Task statement: Copy the material below word for word, keeping every line unchanged.

___ Records for the task

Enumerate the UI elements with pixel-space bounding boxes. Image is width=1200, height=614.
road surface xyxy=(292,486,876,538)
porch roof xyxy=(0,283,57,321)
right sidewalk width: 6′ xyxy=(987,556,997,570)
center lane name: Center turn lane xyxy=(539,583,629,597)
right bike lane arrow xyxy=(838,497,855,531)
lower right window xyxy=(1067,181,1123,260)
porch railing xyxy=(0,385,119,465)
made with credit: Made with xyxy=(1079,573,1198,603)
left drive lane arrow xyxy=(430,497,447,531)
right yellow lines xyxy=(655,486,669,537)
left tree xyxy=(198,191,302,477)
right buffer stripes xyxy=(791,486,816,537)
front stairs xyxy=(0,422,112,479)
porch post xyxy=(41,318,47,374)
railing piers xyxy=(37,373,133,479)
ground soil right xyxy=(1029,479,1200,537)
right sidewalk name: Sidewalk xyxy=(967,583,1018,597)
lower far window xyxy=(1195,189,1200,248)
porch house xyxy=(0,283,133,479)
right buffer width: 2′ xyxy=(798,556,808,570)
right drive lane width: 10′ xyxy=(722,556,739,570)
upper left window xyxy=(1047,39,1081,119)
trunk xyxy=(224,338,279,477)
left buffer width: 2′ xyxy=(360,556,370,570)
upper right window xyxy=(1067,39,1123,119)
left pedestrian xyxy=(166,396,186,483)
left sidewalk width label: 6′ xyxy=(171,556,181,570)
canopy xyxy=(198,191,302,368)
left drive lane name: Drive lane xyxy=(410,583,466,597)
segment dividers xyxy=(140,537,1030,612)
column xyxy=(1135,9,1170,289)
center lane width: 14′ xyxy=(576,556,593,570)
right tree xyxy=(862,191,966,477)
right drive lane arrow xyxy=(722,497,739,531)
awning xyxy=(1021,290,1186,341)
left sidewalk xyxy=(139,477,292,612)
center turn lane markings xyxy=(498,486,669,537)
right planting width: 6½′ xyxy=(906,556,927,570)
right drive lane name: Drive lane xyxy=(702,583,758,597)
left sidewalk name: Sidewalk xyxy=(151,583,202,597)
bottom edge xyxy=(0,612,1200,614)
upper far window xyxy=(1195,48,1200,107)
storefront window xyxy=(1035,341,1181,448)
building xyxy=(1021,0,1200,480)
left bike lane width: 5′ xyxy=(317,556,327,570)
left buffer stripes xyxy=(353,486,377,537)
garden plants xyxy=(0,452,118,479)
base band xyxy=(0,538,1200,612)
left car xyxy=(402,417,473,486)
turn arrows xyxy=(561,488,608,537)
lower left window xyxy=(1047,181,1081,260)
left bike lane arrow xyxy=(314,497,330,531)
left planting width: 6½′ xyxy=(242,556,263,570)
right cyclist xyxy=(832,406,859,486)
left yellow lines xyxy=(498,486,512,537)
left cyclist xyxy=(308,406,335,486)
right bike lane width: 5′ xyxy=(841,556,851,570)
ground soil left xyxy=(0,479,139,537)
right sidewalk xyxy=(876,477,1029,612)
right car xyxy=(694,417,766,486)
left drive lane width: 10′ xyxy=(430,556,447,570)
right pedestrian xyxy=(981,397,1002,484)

______

Task result:
Enumerate the UI elements with pixel-space bounding boxes. Image is width=1200, height=614.
road surface xyxy=(292,486,876,538)
porch roof xyxy=(0,283,57,321)
right sidewalk width: 6′ xyxy=(987,556,997,570)
center lane name: Center turn lane xyxy=(539,583,629,597)
right bike lane arrow xyxy=(838,497,855,531)
lower right window xyxy=(1067,181,1123,260)
porch railing xyxy=(0,385,119,465)
made with credit: Made with xyxy=(1079,573,1198,603)
left drive lane arrow xyxy=(430,497,447,531)
right yellow lines xyxy=(655,486,669,537)
left tree xyxy=(198,191,302,477)
right buffer stripes xyxy=(791,486,816,537)
front stairs xyxy=(0,422,112,479)
porch post xyxy=(41,318,47,374)
railing piers xyxy=(37,373,133,479)
ground soil right xyxy=(1029,479,1200,537)
right sidewalk name: Sidewalk xyxy=(967,583,1018,597)
lower far window xyxy=(1195,189,1200,248)
porch house xyxy=(0,283,133,479)
right buffer width: 2′ xyxy=(798,556,808,570)
right drive lane width: 10′ xyxy=(722,556,739,570)
upper left window xyxy=(1047,39,1081,119)
trunk xyxy=(224,338,279,477)
left buffer width: 2′ xyxy=(360,556,370,570)
upper right window xyxy=(1067,39,1123,119)
left pedestrian xyxy=(166,396,186,483)
left sidewalk width label: 6′ xyxy=(171,556,181,570)
canopy xyxy=(198,191,302,368)
left drive lane name: Drive lane xyxy=(410,583,466,597)
segment dividers xyxy=(140,537,1030,612)
column xyxy=(1135,9,1170,289)
center lane width: 14′ xyxy=(576,556,593,570)
right tree xyxy=(862,191,966,477)
right drive lane arrow xyxy=(722,497,739,531)
awning xyxy=(1021,290,1186,341)
left sidewalk xyxy=(139,477,292,612)
center turn lane markings xyxy=(498,486,669,537)
right planting width: 6½′ xyxy=(906,556,927,570)
right drive lane name: Drive lane xyxy=(702,583,758,597)
left sidewalk name: Sidewalk xyxy=(151,583,202,597)
bottom edge xyxy=(0,612,1200,614)
upper far window xyxy=(1195,48,1200,107)
storefront window xyxy=(1035,341,1181,448)
building xyxy=(1021,0,1200,480)
left bike lane width: 5′ xyxy=(317,556,327,570)
left buffer stripes xyxy=(353,486,377,537)
garden plants xyxy=(0,452,118,479)
base band xyxy=(0,538,1200,612)
left car xyxy=(402,417,473,486)
turn arrows xyxy=(561,488,608,537)
lower left window xyxy=(1047,181,1081,260)
left bike lane arrow xyxy=(314,497,330,531)
left planting width: 6½′ xyxy=(242,556,263,570)
right cyclist xyxy=(832,406,859,486)
left yellow lines xyxy=(498,486,512,537)
left cyclist xyxy=(308,406,335,486)
right bike lane width: 5′ xyxy=(841,556,851,570)
ground soil left xyxy=(0,479,139,537)
right sidewalk xyxy=(876,477,1029,612)
right car xyxy=(694,417,766,486)
left drive lane width: 10′ xyxy=(430,556,447,570)
right pedestrian xyxy=(981,397,1002,484)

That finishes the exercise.